## Problem requirements:
Count every line that has the word "value". Give the number, without anything more.

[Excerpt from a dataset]
>> BEGIN
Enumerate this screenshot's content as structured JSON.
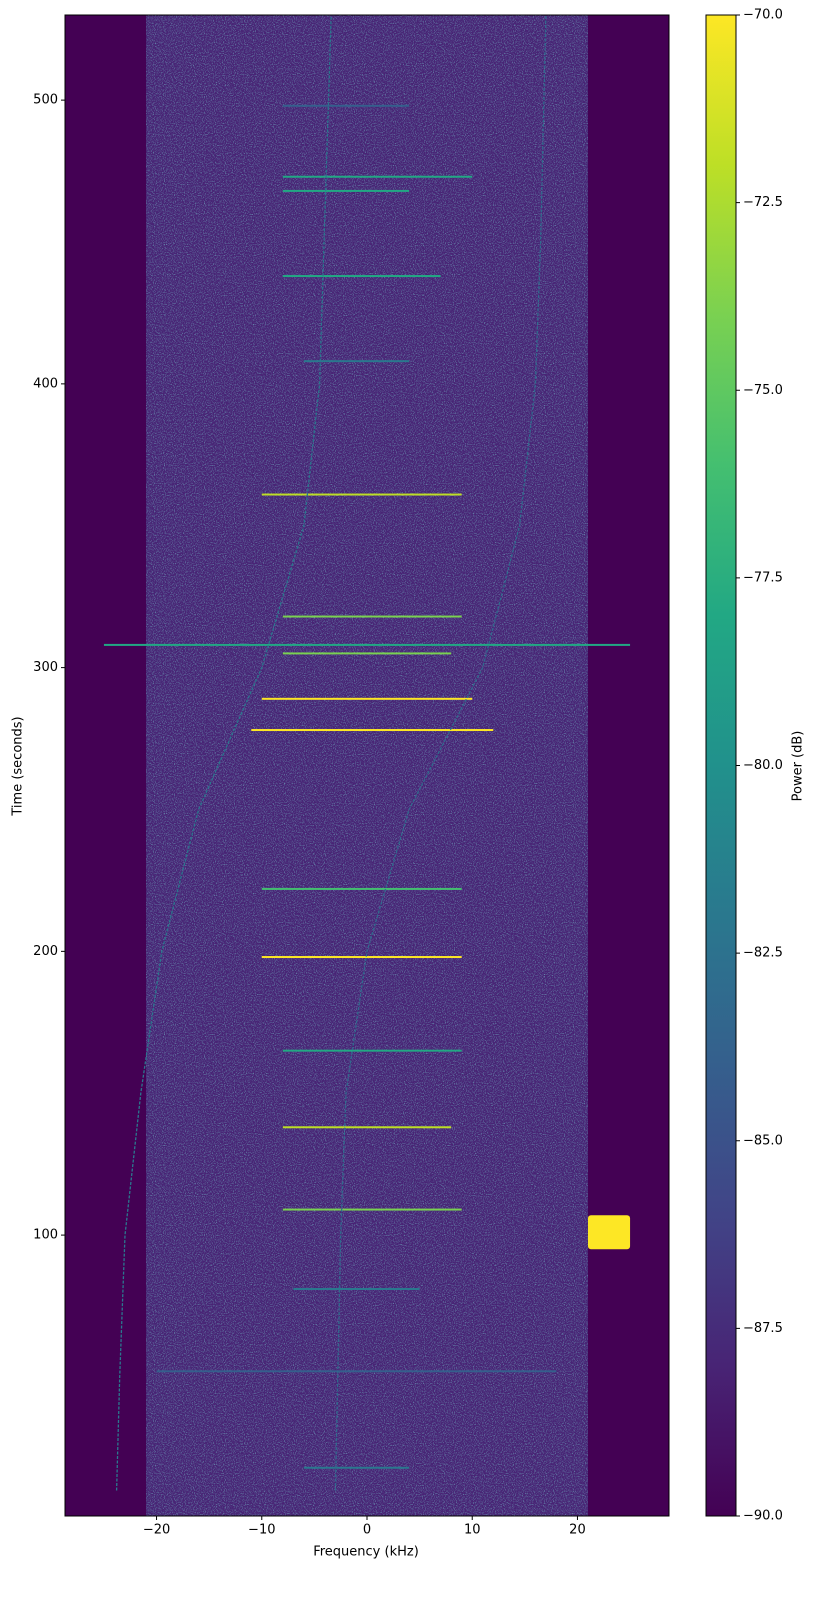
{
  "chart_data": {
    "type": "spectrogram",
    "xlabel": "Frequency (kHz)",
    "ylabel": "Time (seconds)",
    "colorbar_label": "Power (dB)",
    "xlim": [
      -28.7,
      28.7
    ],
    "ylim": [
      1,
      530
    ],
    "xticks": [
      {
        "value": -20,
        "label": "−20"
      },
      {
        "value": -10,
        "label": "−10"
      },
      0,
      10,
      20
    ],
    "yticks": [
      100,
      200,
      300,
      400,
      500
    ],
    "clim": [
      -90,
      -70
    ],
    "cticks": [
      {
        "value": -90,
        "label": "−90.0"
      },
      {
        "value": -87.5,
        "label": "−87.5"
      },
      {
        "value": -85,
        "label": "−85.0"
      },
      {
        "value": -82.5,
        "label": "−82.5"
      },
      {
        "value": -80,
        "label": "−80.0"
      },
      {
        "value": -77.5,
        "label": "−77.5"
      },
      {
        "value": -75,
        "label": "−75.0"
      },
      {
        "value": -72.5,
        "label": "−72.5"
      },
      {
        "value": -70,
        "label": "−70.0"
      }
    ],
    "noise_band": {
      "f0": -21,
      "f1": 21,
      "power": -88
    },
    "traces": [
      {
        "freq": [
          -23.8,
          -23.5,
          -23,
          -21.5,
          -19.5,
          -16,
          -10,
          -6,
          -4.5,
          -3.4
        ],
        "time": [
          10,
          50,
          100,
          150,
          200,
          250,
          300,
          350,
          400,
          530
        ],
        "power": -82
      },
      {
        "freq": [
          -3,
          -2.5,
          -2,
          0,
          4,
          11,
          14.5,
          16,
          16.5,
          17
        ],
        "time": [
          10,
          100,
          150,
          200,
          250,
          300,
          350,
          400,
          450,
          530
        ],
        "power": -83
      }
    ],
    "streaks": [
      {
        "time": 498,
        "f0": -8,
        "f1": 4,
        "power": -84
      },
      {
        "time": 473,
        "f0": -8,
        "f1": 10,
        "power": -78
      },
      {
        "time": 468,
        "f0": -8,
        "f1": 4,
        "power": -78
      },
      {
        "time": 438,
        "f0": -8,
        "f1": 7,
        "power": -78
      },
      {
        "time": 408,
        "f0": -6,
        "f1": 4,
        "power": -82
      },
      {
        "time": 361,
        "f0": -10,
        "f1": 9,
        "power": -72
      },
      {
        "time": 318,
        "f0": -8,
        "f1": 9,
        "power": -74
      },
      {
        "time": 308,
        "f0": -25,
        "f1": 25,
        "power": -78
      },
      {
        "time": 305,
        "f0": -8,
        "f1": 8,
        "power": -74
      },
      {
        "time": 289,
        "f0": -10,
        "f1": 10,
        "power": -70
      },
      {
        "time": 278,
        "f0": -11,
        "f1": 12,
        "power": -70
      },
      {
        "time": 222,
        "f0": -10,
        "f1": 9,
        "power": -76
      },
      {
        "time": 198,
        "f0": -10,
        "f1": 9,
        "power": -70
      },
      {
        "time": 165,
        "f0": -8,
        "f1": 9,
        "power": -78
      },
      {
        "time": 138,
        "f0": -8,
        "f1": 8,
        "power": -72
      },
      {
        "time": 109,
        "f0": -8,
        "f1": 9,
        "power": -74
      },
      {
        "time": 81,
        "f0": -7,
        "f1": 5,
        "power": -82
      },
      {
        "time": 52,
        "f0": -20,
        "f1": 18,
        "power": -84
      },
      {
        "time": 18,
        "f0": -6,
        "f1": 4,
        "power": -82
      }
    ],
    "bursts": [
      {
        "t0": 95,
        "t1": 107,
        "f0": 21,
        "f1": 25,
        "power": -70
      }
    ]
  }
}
>> END
>> BEGIN
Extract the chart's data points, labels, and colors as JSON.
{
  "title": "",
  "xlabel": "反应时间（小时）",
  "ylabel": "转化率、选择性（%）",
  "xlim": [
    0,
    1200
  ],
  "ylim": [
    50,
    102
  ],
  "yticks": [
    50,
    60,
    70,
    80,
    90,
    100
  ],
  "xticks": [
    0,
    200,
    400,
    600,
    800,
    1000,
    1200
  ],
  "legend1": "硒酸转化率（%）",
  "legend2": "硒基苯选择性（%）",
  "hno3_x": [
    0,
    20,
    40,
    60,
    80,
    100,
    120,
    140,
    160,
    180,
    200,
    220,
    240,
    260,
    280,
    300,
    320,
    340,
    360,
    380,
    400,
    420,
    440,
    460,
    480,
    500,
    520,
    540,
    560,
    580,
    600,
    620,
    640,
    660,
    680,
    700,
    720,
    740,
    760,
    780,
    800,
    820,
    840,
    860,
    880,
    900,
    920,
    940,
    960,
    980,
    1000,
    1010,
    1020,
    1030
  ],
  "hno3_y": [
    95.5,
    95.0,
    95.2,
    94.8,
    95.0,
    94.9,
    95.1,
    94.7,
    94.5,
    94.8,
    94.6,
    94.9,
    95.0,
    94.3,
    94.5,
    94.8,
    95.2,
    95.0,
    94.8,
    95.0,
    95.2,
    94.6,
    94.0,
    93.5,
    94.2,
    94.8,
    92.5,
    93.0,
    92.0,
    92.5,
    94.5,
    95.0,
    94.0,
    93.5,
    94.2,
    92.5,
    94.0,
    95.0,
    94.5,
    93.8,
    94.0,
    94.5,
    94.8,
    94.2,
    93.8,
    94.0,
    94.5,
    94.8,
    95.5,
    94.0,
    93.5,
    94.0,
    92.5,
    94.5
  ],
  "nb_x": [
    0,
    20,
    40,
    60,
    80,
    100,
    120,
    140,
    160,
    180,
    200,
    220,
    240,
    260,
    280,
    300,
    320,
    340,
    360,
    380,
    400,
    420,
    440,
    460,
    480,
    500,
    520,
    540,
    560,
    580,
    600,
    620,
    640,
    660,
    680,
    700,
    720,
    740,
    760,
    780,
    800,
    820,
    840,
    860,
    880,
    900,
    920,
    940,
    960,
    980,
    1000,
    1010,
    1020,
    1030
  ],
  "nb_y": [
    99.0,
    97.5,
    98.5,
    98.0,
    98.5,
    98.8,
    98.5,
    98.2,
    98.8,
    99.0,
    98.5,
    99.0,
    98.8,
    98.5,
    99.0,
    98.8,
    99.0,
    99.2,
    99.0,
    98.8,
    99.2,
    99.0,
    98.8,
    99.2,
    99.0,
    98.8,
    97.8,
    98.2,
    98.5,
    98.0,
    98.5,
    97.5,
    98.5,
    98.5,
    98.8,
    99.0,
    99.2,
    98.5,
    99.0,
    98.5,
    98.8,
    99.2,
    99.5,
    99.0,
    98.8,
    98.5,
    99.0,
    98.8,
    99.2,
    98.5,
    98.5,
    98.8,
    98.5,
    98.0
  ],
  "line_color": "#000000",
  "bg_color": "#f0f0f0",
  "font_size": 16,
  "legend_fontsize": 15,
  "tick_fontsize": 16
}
>> END
## Answer to this problem:
11